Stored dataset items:
-------

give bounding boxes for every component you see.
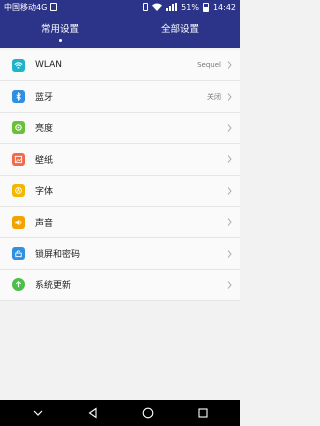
chevron-right-icon xyxy=(227,124,232,132)
settings-item-value: 关闭 xyxy=(207,92,221,101)
battery-percent: 51% xyxy=(181,2,199,12)
settings-item-label: 系统更新 xyxy=(35,281,72,292)
settings-item-label: 锁屏和密码 xyxy=(35,250,81,261)
back-triangle-icon xyxy=(88,407,97,419)
lock-icon xyxy=(12,247,25,261)
status-right: 51% 14:42 xyxy=(143,2,236,12)
active-tab-indicator xyxy=(58,38,62,42)
recents-button[interactable] xyxy=(188,403,218,423)
settings-item-bluetooth[interactable]: 蓝牙 关闭 xyxy=(0,81,240,113)
status-left: 中国移动4G xyxy=(4,2,58,13)
vibrate-icon xyxy=(143,3,149,11)
home-circle-icon xyxy=(142,407,153,419)
settings-item-label: 蓝牙 xyxy=(35,93,54,104)
recents-square-icon xyxy=(197,408,208,418)
chevron-right-icon xyxy=(227,249,232,258)
collapse-button[interactable] xyxy=(23,403,53,423)
settings-item-brightness[interactable]: 亮度 xyxy=(0,113,240,145)
tab-label: 全部设置 xyxy=(160,23,199,35)
wallpaper-icon xyxy=(12,152,25,166)
chevron-right-icon xyxy=(227,92,232,101)
settings-item-wallpaper[interactable]: 壁纸 xyxy=(0,144,240,176)
sim-icon xyxy=(50,3,58,11)
carrier-label: 中国移动4G xyxy=(4,2,48,12)
tab-common-settings[interactable]: 常用设置 xyxy=(0,14,120,48)
settings-list: WLAN Sequel 蓝牙 关闭 亮度 壁纸 字体 声音 锁屏和密码 系统更新 xyxy=(0,50,240,302)
settings-item-system-update[interactable]: 系统更新 xyxy=(0,270,240,302)
font-icon xyxy=(12,184,25,198)
chevron-right-icon xyxy=(227,218,232,226)
header: 中国移动4G 51% 14:42 常用设置 全部设置 xyxy=(0,0,240,48)
clock: 14:42 xyxy=(212,2,236,12)
settings-item-label: 亮度 xyxy=(35,124,54,135)
signal-icon xyxy=(166,3,178,11)
navigation-bar xyxy=(0,400,240,426)
settings-item-lock-screen[interactable]: 锁屏和密码 xyxy=(0,238,240,270)
settings-item-label: 壁纸 xyxy=(35,155,54,166)
settings-item-label: WLAN xyxy=(35,60,63,71)
wifi-status-icon xyxy=(152,3,163,11)
settings-item-font[interactable]: 字体 xyxy=(0,176,240,207)
settings-item-sound[interactable]: 声音 xyxy=(0,207,240,239)
settings-item-wlan[interactable]: WLAN Sequel xyxy=(0,50,240,82)
gear-icon xyxy=(12,121,25,135)
wifi-icon xyxy=(12,58,25,72)
home-button[interactable] xyxy=(133,403,163,423)
settings-item-label: 字体 xyxy=(35,187,54,198)
chevron-right-icon xyxy=(227,155,232,164)
chevron-right-icon xyxy=(227,186,232,195)
update-icon xyxy=(12,278,25,292)
tab-bar: 常用设置 全部设置 xyxy=(0,14,240,48)
settings-item-value: Sequel xyxy=(197,61,221,70)
chevron-down-icon xyxy=(33,410,42,416)
chevron-right-icon xyxy=(227,61,232,70)
speaker-icon xyxy=(12,215,25,229)
back-button[interactable] xyxy=(78,403,108,423)
chevron-right-icon xyxy=(227,281,232,289)
battery-icon xyxy=(202,2,209,12)
status-bar: 中国移动4G 51% 14:42 xyxy=(0,0,240,14)
bluetooth-icon xyxy=(12,90,25,104)
tab-all-settings[interactable]: 全部设置 xyxy=(120,14,240,48)
tab-label: 常用设置 xyxy=(40,23,79,35)
settings-item-label: 声音 xyxy=(35,218,54,229)
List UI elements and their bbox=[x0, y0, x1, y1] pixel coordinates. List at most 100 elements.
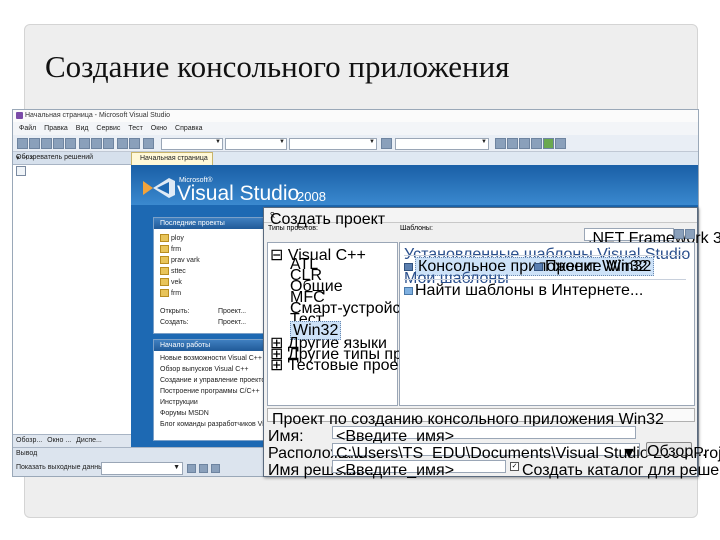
create-directory-label: Создать каталог для решения bbox=[522, 462, 720, 479]
solution-explorer-panel: Обозреватель решений ▾ ⊣ × Обозр... Окно… bbox=[13, 152, 132, 447]
create-directory-checkbox[interactable]: ✓ bbox=[510, 462, 519, 471]
window-titlebar: Начальная страница - Microsoft Visual St… bbox=[13, 110, 698, 122]
copy-icon[interactable] bbox=[91, 138, 102, 149]
left-panel-tabs: Обозр... Окно ... Диспе... bbox=[13, 434, 131, 447]
undo-icon[interactable] bbox=[117, 138, 128, 149]
find-in-files-icon[interactable] bbox=[381, 138, 392, 149]
framework-select[interactable]: .NET Framework 3.5 bbox=[584, 228, 720, 247]
menu-edit[interactable]: Правка bbox=[44, 125, 68, 132]
recent-project[interactable]: frm bbox=[160, 245, 181, 253]
recent-project[interactable]: sttec bbox=[160, 267, 186, 275]
folder-icon bbox=[160, 278, 169, 286]
location-input[interactable]: C:\Users\TS_EDU\Documents\Visual Studio … bbox=[332, 443, 720, 462]
new-project-dialog: Создать проект ? × Типы проектов: Шаблон… bbox=[263, 207, 720, 479]
slide-title: Создание консольного приложения bbox=[45, 49, 510, 84]
dropdown-icon[interactable] bbox=[555, 138, 566, 149]
templates-pane: Установленные шаблоны Visual Studio Конс… bbox=[399, 242, 695, 406]
divider bbox=[404, 279, 686, 280]
object-browser-icon[interactable] bbox=[519, 138, 530, 149]
getting-started-link[interactable]: Инструкции bbox=[160, 399, 198, 406]
output-clear-icon[interactable] bbox=[187, 464, 196, 473]
save-icon[interactable] bbox=[53, 138, 64, 149]
project-types-tree: ⊟ Visual C++ ATL CLR Общие MFC Смарт-уст… bbox=[267, 242, 452, 406]
menu-tools[interactable]: Сервис bbox=[96, 125, 120, 132]
toolbox-icon[interactable] bbox=[531, 138, 542, 149]
solution-explorer-header: Обозреватель решений ▾ ⊣ × bbox=[13, 152, 131, 165]
win32-project-icon bbox=[534, 262, 543, 271]
tab-start-page[interactable]: Начальная страница bbox=[131, 152, 213, 165]
templates-label: Шаблоны: bbox=[400, 225, 433, 232]
menu-file[interactable]: Файл bbox=[19, 125, 36, 132]
close-icon[interactable]: × bbox=[270, 211, 692, 221]
solution-name-input[interactable]: <Введите_имя> bbox=[332, 460, 506, 479]
solution-config-combo[interactable]: ▼ bbox=[161, 138, 223, 150]
start-page-banner: Microsoft® Visual Studio 2008 bbox=[131, 165, 698, 205]
search-combo[interactable]: ▼ bbox=[395, 138, 489, 150]
paste-icon[interactable] bbox=[103, 138, 114, 149]
open-icon[interactable] bbox=[41, 138, 52, 149]
create-project-link[interactable]: Проект... bbox=[218, 319, 246, 326]
menu-bar: Файл Правка Вид Сервис Тест Окно Справка bbox=[13, 122, 698, 135]
properties-icon[interactable] bbox=[16, 166, 26, 176]
folder-icon bbox=[160, 245, 169, 253]
open-project-link[interactable]: Проект... bbox=[218, 308, 246, 315]
window-title: Начальная страница - Microsoft Visual St… bbox=[25, 112, 171, 119]
name-label: Имя: bbox=[268, 428, 304, 445]
getting-started-link[interactable]: Построение программы C/C++ bbox=[160, 388, 260, 395]
menu-test[interactable]: Тест bbox=[128, 125, 142, 132]
recent-project[interactable]: frm bbox=[160, 289, 181, 297]
getting-started-link[interactable]: Создание и управление проектом... bbox=[160, 377, 276, 384]
recent-project[interactable]: ploy bbox=[160, 234, 184, 242]
cut-icon[interactable] bbox=[79, 138, 90, 149]
output-wrap-icon[interactable] bbox=[199, 464, 208, 473]
folder-icon bbox=[160, 289, 169, 297]
getting-started-link[interactable]: Форумы MSDN bbox=[160, 410, 209, 417]
recent-project[interactable]: vek bbox=[160, 278, 182, 286]
output-goto-icon[interactable] bbox=[211, 464, 220, 473]
redo-icon[interactable] bbox=[129, 138, 140, 149]
getting-started-header: Начало работы bbox=[154, 340, 276, 351]
getting-started-link[interactable]: Новые возможности Visual C++ bbox=[160, 355, 262, 362]
name-input[interactable]: <Введите_имя> bbox=[332, 426, 636, 445]
search-online-templates[interactable]: Найти шаблоны в Интернете... bbox=[404, 282, 643, 300]
pin-close-icons[interactable]: ▾ ⊣ × bbox=[16, 154, 129, 162]
menu-help[interactable]: Справка bbox=[175, 125, 202, 132]
project-types-label: Типы проектов: bbox=[268, 225, 318, 232]
getting-started-link[interactable]: Обзор выпусков Visual C++ bbox=[160, 366, 248, 373]
properties-icon[interactable] bbox=[507, 138, 518, 149]
solution-explorer-icon[interactable] bbox=[495, 138, 506, 149]
brand-version: 2008 bbox=[297, 189, 326, 204]
small-icons-view-icon[interactable] bbox=[685, 229, 695, 239]
visual-studio-logo-icon bbox=[143, 178, 175, 198]
browse-button[interactable]: Обзор... bbox=[646, 442, 707, 460]
tab-solution-explorer[interactable]: Обозр... bbox=[16, 437, 42, 444]
folder-icon bbox=[160, 256, 169, 264]
recent-projects-header: Последние проекты bbox=[154, 218, 276, 229]
create-label: Создать: bbox=[160, 319, 189, 326]
template-win32-project[interactable]: Проект Win32 bbox=[534, 258, 648, 276]
recent-project[interactable]: prav vark bbox=[160, 256, 200, 264]
folder-icon bbox=[160, 267, 169, 275]
save-all-icon[interactable] bbox=[65, 138, 76, 149]
open-label: Открыть: bbox=[160, 308, 190, 315]
start-debug-icon[interactable] bbox=[143, 138, 154, 149]
tab-property-manager[interactable]: Диспе... bbox=[76, 437, 102, 444]
tab-class-view[interactable]: Окно ... bbox=[47, 437, 71, 444]
getting-started-card: Начало работы Новые возможности Visual C… bbox=[153, 339, 292, 441]
template-description: Проект по созданию консольного приложени… bbox=[267, 408, 695, 428]
divider bbox=[404, 255, 686, 256]
recent-projects-card: Последние проекты ploy frm prav vark stt… bbox=[153, 217, 277, 334]
large-icons-view-icon[interactable] bbox=[674, 229, 684, 239]
output-title: Вывод bbox=[16, 450, 38, 457]
start-page-icon[interactable] bbox=[543, 138, 554, 149]
vs-app-icon bbox=[16, 112, 23, 119]
new-project-icon[interactable] bbox=[17, 138, 28, 149]
dialog-titlebar: Создать проект ? × bbox=[264, 208, 697, 228]
toolbar: ▼ ▼ ▼ ▼ bbox=[13, 135, 698, 152]
find-combo[interactable]: ▼ bbox=[289, 138, 377, 150]
solution-platform-combo[interactable]: ▼ bbox=[225, 138, 287, 150]
menu-window[interactable]: Окно bbox=[151, 125, 167, 132]
output-source-select[interactable]: ▼ bbox=[101, 462, 183, 475]
menu-view[interactable]: Вид bbox=[76, 125, 89, 132]
add-item-icon[interactable] bbox=[29, 138, 40, 149]
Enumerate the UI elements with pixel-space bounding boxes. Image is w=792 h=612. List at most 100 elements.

-------

# Problem
Repeat the lines of the listing above verbatim, starting with the line that contains "chevron-right-icon xyxy=(227,124,232,132)" and continuing through the line that contains "recents-button[interactable] xyxy=(188,403,218,423)".

# Finished task
chevron-right-icon xyxy=(227,124,232,132)
settings-item-value: 关闭 xyxy=(207,92,221,101)
battery-percent: 51% xyxy=(181,2,199,12)
settings-item-label: 系统更新 xyxy=(35,281,72,292)
settings-item-label: 锁屏和密码 xyxy=(35,250,81,261)
back-triangle-icon xyxy=(88,407,97,419)
lock-icon xyxy=(12,247,25,261)
status-right: 51% 14:42 xyxy=(143,2,236,12)
active-tab-indicator xyxy=(58,38,62,42)
recents-button[interactable] xyxy=(188,403,218,423)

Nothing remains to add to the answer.